YOUR GOAL | Wherever the word "utrzymaniu" shows up in a line, please copy that line.

Stored records:
------------------------------------------------

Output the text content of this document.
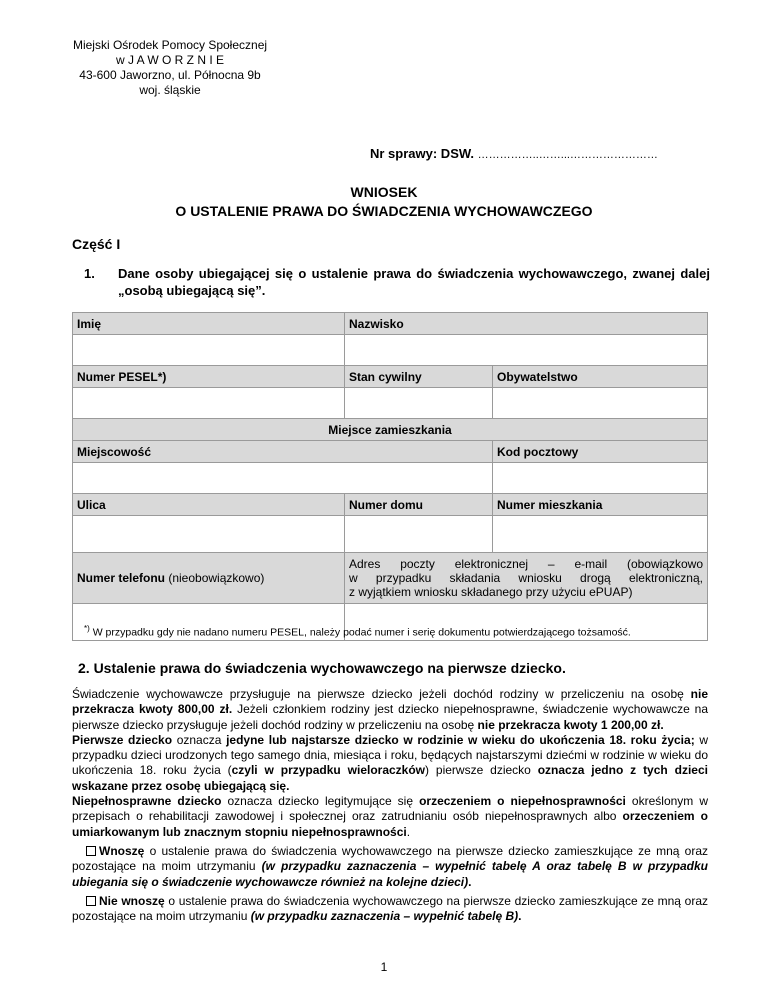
Miejski Ośrodek Pomocy Społecznej
w J A W O R Z N I E
43-600 Jaworzno, ul. Północna 9b
woj. śląskie
Nr sprawy: DSW. ……………..……...……………………
WNIOSEK
O USTALENIE PRAWA DO ŚWIADCZENIA WYCHOWAWCZEGO
Część I
1. Dane osoby ubiegającej się o ustalenie prawa do świadczenia wychowawczego, zwanej dalej „osobą ubiegającą się”.
Imię	Nazwisko	

Numer PESEL*)	Stan cywilny	Obywatelstwo

Miejsce zamieszkania		
Miejscowość		Kod pocztowy

Ulica	Numer domu	Numer mieszkania

Numer telefonu (nieobowiązkowo)	Adres poczty elektronicznej – e-mail (obowiązkowo
w przypadku składania wniosku drogą elektroniczną,
z wyjątkiem wniosku składanego przy użyciu ePUAP)	

*) W przypadku gdy nie nadano numeru PESEL, należy podać numer i serię dokumentu potwierdzającego tożsamość.
2. Ustalenie prawa do świadczenia wychowawczego na pierwsze dziecko.

Świadczenie wychowawcze przysługuje na pierwsze dziecko jeżeli dochód rodziny w przeliczeniu na osobę nie przekracza kwoty 800,00 zł. Jeżeli członkiem rodziny jest dziecko niepełnosprawne, świadczenie wychowawcze na pierwsze dziecko przysługuje jeżeli dochód rodziny w przeliczeniu na osobę nie przekracza kwoty 1 200,00 zł.

Pierwsze dziecko oznacza jedyne lub najstarsze dziecko w rodzinie w wieku do ukończenia 18. roku życia; w przypadku dzieci urodzonych tego samego dnia, miesiąca i roku, będących najstarszymi dziećmi w rodzinie w wieku do ukończenia 18. roku życia (czyli w przypadku wieloraczków) pierwsze dziecko oznacza jedno z tych dzieci wskazane przez osobę ubiegającą się.

Niepełnosprawne dziecko oznacza dziecko legitymujące się orzeczeniem o niepełnosprawności określonym w przepisach o rehabilitacji zawodowej i społecznej oraz zatrudnianiu osób niepełnosprawnych albo orzeczeniem o umiarkowanym lub znacznym stopniu niepełnosprawności.

Wnoszę o ustalenie prawa do świadczenia wychowawczego na pierwsze dziecko zamieszkujące ze mną oraz pozostające na moim utrzymaniu (w przypadku zaznaczenia – wypełnić tabelę A oraz tabelę B w przypadku ubiegania się o świadczenie wychowawcze również na kolejne dzieci).

Nie wnoszę o ustalenie prawa do świadczenia wychowawczego na pierwsze dziecko zamieszkujące ze mną oraz pozostające na moim utrzymaniu (w przypadku zaznaczenia – wypełnić tabelę B).

1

------------------------------------------------

TASK RESPONSE |
Wnoszę o ustalenie prawa do świadczenia wychowawczego na pierwsze dziecko zamieszkujące ze mną oraz pozostające na moim utrzymaniu (w przypadku zaznaczenia – wypełnić tabelę A oraz tabelę B w przypadku ubiegania się o świadczenie wychowawcze również na kolejne dzieci).
Nie wnoszę o ustalenie prawa do świadczenia wychowawczego na pierwsze dziecko zamieszkujące ze mną oraz pozostające na moim utrzymaniu (w przypadku zaznaczenia – wypełnić tabelę B).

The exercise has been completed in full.